Exercise brief =
Reproduce the line that holds "Convert this chart to structured JSON data." together with all the lines after it up to the end of the entries.

Stored entries

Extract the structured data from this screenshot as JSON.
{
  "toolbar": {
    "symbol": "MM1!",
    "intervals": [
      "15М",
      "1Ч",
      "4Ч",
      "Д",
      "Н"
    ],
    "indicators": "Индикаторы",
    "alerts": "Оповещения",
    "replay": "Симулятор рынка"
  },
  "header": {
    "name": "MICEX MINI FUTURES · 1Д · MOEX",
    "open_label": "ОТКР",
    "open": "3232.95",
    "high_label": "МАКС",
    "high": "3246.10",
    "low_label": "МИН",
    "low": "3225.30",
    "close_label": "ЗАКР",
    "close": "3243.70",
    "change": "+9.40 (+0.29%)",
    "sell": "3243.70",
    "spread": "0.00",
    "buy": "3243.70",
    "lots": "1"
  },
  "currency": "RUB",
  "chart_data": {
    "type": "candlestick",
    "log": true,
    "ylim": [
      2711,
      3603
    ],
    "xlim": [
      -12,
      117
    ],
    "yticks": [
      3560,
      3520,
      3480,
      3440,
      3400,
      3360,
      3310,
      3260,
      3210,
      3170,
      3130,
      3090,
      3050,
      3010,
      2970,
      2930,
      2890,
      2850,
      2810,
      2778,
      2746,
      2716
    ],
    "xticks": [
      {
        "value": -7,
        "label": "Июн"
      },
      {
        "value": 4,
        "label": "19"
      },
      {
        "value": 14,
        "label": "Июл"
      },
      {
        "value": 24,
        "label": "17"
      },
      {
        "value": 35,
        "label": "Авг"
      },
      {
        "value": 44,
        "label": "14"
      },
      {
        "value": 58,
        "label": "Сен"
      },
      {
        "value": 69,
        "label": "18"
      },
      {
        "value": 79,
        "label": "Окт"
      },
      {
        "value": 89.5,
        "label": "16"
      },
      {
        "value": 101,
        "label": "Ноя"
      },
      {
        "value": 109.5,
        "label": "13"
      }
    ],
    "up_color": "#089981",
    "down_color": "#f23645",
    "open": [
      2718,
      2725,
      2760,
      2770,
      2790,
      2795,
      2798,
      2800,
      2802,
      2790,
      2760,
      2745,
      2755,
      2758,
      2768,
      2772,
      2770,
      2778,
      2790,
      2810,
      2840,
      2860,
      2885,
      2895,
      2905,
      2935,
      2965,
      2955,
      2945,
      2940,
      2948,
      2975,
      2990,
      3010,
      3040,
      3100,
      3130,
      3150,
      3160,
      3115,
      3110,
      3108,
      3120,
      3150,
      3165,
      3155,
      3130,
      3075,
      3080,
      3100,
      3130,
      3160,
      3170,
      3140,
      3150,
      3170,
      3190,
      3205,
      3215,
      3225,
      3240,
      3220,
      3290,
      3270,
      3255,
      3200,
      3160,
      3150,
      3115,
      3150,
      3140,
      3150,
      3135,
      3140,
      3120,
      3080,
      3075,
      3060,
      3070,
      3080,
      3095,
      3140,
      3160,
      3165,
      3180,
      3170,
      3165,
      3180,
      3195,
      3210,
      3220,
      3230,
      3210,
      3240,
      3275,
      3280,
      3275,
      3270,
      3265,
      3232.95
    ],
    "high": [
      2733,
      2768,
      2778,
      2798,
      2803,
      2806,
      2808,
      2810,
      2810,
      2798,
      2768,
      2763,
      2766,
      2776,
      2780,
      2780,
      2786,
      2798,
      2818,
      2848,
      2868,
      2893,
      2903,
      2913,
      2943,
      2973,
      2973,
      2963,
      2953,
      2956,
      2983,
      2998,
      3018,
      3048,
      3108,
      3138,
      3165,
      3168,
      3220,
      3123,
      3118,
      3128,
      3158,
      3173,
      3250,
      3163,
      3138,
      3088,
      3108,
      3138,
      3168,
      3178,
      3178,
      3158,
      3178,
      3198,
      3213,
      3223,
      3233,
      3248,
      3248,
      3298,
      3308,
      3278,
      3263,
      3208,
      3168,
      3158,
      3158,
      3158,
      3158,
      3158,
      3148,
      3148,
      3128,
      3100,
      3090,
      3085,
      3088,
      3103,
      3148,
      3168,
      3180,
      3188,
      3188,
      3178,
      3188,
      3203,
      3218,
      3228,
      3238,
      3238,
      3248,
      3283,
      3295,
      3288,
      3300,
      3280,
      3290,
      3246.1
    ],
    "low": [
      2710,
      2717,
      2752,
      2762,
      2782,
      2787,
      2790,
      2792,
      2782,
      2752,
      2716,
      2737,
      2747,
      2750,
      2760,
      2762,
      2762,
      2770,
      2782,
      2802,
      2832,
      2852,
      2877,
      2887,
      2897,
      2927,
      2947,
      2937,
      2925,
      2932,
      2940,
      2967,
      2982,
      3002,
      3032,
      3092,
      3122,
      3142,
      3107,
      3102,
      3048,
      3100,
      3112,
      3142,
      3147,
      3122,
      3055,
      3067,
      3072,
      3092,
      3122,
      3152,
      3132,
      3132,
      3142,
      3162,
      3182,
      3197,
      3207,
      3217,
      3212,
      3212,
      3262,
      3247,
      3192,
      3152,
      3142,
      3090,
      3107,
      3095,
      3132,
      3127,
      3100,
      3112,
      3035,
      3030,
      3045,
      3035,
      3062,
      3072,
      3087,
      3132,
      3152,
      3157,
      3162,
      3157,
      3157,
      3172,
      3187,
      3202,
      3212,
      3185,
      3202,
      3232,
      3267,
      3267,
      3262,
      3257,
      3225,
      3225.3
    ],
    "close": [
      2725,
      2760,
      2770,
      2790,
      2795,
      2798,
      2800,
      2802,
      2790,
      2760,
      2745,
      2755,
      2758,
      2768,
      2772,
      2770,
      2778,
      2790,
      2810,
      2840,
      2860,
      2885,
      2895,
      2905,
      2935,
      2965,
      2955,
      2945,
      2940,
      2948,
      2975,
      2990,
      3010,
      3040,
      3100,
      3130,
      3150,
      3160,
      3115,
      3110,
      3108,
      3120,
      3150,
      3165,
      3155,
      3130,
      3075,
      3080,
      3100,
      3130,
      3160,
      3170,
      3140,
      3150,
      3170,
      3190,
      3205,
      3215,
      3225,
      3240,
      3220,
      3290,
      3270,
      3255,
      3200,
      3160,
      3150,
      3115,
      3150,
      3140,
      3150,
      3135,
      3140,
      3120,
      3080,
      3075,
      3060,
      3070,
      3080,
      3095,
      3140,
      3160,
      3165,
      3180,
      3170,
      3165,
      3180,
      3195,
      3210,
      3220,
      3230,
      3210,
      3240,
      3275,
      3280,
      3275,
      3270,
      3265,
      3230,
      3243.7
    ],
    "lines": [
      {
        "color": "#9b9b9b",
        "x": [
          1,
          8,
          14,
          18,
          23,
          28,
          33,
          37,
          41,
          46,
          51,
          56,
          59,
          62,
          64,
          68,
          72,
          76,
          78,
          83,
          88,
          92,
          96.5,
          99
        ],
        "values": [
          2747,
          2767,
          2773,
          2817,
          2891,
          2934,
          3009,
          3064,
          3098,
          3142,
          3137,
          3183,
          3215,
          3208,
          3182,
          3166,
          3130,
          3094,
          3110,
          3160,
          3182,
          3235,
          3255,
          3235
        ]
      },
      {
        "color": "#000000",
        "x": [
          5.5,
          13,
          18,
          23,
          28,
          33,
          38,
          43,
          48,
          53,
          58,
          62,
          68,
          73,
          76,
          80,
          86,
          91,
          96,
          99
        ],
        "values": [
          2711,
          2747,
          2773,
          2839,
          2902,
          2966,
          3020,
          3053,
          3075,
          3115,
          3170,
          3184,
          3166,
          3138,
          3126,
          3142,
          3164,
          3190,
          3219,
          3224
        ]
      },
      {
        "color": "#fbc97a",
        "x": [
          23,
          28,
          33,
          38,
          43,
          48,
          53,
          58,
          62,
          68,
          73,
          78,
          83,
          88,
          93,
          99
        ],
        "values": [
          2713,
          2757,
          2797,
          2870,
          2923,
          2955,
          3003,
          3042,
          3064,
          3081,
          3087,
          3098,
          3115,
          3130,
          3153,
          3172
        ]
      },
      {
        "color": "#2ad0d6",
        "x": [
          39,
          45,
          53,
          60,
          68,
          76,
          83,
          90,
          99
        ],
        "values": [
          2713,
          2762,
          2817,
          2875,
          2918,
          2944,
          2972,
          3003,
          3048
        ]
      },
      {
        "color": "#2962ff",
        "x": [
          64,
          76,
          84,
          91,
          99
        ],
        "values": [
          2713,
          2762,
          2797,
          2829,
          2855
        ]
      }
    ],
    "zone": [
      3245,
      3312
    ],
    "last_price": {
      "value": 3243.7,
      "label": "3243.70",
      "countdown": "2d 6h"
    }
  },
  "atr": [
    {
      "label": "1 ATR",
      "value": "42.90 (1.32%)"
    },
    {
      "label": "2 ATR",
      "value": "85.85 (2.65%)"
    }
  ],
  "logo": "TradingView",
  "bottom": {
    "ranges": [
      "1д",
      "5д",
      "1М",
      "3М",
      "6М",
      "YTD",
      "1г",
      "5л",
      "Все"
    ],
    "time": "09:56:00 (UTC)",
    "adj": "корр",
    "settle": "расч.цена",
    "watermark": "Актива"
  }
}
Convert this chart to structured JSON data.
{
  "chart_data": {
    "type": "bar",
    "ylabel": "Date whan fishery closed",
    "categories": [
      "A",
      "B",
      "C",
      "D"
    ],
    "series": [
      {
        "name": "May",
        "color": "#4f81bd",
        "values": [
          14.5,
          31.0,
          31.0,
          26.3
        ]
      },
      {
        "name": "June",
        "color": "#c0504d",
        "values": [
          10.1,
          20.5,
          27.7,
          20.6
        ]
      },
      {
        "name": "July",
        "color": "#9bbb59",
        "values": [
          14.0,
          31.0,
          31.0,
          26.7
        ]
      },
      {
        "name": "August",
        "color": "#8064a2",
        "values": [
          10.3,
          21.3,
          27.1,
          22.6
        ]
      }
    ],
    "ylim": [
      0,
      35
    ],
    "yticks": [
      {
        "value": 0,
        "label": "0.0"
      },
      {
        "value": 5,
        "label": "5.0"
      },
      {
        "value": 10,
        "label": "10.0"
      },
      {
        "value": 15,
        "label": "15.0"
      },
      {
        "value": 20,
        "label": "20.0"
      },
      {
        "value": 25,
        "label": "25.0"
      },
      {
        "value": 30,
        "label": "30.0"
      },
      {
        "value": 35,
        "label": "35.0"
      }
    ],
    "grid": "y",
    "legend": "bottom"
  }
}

Result =
Convert this chart to structured JSON data.
{
  "chart_data": {
    "type": "bar",
    "ylabel": "Date whan fishery closed",
    "categories": [
      "A",
      "B",
      "C",
      "D"
    ],
    "series": [
      {
        "name": "May",
        "color": "#4f81bd",
        "values": [
          14.5,
          31.0,
          31.0,
          26.3
        ]
      },
      {
        "name": "June",
        "color": "#c0504d",
        "values": [
          10.1,
          20.5,
          27.7,
          20.6
        ]
      },
      {
        "name": "July",
        "color": "#9bbb59",
        "values": [
          14.0,
          31.0,
          31.0,
          26.7
        ]
      },
      {
        "name": "August",
        "color": "#8064a2",
        "values": [
          10.3,
          21.3,
          27.1,
          22.6
        ]
      }
    ],
    "ylim": [
      0,
      35
    ],
    "yticks": [
      {
        "value": 0,
        "label": "0.0"
      },
      {
        "value": 5,
        "label": "5.0"
      },
      {
        "value": 10,
        "label": "10.0"
      },
      {
        "value": 15,
        "label": "15.0"
      },
      {
        "value": 20,
        "label": "20.0"
      },
      {
        "value": 25,
        "label": "25.0"
      },
      {
        "value": 30,
        "label": "30.0"
      },
      {
        "value": 35,
        "label": "35.0"
      }
    ],
    "grid": "y",
    "legend": "bottom"
  }
}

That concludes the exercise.